In the listing below, locate the lines bearing the word "MixStyle". Copy every one of them.

Start

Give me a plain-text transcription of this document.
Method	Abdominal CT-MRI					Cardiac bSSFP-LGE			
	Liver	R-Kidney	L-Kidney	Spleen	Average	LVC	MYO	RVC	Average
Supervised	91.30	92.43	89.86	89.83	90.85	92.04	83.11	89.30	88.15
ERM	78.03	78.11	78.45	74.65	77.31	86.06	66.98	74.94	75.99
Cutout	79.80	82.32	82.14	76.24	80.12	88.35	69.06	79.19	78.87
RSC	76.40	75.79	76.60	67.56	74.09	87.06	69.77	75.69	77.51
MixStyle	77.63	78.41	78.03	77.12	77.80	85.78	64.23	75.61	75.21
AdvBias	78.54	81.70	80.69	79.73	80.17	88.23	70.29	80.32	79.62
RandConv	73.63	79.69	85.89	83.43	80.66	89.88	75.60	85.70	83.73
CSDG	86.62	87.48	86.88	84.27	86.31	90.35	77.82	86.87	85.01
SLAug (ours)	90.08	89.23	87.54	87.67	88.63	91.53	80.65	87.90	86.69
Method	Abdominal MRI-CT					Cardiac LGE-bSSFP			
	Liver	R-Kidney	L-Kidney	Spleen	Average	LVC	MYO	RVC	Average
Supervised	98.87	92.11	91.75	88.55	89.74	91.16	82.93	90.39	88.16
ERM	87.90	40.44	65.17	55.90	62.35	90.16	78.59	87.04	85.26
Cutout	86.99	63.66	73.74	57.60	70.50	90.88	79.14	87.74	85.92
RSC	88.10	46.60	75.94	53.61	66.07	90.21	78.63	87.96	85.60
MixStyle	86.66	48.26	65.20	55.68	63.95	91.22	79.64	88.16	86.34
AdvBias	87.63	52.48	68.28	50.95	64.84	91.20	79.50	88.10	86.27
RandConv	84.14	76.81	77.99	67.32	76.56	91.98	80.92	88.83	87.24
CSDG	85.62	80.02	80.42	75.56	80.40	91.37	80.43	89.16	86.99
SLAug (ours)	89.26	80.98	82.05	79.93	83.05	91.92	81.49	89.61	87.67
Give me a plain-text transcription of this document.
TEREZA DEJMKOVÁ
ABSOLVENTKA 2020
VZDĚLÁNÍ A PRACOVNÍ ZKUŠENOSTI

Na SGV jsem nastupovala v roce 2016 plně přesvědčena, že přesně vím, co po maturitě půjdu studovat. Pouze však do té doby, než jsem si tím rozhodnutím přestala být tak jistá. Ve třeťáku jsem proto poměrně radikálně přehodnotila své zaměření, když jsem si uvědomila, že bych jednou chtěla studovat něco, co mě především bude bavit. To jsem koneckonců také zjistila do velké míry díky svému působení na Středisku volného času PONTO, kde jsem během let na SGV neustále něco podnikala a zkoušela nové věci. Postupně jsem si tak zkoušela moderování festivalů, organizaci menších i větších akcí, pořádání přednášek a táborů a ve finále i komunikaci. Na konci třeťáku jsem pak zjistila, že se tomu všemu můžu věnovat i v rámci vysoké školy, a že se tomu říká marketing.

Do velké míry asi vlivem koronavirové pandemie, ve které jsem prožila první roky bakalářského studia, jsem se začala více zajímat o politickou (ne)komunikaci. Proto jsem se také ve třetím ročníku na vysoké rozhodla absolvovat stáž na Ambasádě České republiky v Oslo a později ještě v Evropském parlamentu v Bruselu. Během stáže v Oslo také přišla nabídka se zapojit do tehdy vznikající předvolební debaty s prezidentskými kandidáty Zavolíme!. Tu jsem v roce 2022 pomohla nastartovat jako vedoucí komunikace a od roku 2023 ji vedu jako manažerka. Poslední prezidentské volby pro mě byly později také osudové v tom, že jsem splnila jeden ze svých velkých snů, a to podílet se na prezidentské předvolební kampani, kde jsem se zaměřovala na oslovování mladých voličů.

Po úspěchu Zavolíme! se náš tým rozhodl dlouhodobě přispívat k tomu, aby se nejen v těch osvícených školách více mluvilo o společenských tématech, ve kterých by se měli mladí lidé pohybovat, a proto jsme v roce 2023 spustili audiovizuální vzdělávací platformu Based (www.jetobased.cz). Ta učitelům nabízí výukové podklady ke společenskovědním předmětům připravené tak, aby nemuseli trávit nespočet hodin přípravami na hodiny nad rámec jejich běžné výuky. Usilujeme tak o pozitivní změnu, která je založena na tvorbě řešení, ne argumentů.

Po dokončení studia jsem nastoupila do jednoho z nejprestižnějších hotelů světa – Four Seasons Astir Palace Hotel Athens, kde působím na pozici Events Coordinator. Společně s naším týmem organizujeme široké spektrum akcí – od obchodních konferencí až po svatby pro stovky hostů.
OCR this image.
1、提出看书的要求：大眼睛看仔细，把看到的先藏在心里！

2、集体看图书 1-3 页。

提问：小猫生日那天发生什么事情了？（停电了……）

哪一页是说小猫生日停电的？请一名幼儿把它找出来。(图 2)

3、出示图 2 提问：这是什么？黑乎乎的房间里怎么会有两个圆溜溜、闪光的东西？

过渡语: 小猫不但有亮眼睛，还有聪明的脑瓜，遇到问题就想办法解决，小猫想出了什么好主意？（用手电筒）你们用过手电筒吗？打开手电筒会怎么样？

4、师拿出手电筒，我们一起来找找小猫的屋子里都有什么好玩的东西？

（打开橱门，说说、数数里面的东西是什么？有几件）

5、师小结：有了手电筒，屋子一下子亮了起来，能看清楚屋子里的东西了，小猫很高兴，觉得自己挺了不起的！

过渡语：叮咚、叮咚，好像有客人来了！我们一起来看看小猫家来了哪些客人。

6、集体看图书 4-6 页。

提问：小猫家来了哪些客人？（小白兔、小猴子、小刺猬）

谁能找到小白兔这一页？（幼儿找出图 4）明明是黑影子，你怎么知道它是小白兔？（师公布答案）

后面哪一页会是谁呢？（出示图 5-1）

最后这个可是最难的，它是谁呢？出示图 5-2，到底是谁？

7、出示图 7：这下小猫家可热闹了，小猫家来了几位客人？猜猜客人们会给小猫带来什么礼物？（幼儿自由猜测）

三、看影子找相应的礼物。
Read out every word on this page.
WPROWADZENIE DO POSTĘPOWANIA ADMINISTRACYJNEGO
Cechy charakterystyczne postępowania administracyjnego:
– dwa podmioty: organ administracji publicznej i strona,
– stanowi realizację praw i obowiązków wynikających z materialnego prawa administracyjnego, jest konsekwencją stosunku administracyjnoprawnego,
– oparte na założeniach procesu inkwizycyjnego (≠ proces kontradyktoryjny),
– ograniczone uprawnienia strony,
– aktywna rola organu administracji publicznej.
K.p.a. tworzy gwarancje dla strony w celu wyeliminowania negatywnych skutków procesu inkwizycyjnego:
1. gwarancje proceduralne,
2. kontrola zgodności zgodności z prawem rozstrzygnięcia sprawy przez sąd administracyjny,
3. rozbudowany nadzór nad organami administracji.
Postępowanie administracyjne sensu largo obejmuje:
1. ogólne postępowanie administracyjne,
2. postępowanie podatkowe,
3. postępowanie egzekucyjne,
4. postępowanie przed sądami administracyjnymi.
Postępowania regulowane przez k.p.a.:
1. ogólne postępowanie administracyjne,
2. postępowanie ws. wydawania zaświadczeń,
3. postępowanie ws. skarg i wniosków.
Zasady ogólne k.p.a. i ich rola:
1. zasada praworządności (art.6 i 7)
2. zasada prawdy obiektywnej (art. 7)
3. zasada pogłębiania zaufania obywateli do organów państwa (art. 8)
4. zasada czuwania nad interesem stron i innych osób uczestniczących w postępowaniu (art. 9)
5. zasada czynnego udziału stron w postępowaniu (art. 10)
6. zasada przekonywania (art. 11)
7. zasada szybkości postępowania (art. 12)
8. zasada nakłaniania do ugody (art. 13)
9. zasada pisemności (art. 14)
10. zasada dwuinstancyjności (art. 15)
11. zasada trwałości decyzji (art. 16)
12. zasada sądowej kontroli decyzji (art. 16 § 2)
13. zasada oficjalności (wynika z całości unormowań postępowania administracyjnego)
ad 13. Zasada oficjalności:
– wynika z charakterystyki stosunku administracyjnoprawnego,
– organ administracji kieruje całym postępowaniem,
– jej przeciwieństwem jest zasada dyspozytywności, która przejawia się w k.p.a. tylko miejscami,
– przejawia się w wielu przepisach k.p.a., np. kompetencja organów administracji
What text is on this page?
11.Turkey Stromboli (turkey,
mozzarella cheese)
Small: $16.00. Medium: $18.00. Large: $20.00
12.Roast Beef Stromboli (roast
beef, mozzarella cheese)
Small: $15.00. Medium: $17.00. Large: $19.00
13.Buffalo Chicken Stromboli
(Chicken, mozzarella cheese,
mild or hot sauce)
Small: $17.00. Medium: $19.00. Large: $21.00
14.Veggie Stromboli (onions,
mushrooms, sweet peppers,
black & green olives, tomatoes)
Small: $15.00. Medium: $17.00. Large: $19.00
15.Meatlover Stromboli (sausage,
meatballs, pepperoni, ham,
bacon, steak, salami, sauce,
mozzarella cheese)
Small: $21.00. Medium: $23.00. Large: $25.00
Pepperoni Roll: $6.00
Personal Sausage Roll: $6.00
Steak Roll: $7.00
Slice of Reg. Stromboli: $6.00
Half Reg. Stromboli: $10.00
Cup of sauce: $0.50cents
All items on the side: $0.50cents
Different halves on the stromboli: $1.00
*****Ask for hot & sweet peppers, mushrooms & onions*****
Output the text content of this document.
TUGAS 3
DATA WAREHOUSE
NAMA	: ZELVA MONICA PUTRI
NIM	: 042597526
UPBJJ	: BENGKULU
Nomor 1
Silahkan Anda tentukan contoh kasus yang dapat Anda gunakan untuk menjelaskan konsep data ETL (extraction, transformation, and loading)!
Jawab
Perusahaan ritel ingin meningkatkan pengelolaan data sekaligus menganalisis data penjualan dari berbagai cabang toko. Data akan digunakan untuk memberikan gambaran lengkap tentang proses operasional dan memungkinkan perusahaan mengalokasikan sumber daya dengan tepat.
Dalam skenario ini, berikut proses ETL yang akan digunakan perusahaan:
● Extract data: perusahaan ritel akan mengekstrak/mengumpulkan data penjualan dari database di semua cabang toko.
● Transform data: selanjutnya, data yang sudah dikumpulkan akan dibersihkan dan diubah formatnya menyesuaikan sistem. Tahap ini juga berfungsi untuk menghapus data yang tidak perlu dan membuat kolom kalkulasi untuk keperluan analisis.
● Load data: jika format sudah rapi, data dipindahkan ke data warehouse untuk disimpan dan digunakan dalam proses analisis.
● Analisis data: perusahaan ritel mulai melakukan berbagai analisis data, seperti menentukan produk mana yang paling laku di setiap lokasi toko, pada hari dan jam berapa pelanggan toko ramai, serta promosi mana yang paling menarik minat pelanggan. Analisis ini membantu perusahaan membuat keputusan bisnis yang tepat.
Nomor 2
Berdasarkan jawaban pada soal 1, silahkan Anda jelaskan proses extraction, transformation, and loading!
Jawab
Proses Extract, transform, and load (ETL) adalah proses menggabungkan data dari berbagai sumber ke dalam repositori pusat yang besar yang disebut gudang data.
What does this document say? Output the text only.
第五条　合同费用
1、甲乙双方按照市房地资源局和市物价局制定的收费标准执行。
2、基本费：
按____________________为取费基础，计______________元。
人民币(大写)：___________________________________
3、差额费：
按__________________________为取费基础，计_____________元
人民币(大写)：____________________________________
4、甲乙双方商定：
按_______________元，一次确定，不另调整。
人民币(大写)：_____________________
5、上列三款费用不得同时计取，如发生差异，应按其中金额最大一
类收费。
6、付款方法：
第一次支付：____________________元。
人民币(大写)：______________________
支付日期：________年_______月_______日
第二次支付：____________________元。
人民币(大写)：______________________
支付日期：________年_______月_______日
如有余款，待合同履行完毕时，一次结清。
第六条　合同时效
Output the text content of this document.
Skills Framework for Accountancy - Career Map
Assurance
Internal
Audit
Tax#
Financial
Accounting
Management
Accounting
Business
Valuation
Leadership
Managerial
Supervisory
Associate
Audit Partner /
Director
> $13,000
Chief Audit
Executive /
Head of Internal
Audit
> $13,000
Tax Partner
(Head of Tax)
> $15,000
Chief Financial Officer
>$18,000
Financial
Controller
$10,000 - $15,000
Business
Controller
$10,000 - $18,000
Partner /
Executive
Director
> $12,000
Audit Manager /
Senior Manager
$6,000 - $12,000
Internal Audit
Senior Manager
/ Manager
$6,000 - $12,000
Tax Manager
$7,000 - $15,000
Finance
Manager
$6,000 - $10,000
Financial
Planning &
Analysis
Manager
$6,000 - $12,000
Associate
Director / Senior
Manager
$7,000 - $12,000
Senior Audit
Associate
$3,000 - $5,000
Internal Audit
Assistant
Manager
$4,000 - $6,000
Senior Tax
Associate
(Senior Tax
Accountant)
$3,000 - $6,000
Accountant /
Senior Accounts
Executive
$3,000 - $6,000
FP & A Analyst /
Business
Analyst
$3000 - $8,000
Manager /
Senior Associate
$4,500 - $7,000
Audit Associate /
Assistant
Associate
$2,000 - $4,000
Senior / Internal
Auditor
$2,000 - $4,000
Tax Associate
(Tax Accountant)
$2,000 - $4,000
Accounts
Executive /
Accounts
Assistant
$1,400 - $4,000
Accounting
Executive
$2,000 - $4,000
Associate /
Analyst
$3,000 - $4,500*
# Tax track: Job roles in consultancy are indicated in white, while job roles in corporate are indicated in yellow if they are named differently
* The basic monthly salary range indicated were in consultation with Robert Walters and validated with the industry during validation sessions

End

REPLY —
MixStyle	77.63	78.41	78.03	77.12	77.80	85.78	64.23	75.61	75.21
MixStyle	86.66	48.26	65.20	55.68	63.95	91.22	79.64	88.16	86.34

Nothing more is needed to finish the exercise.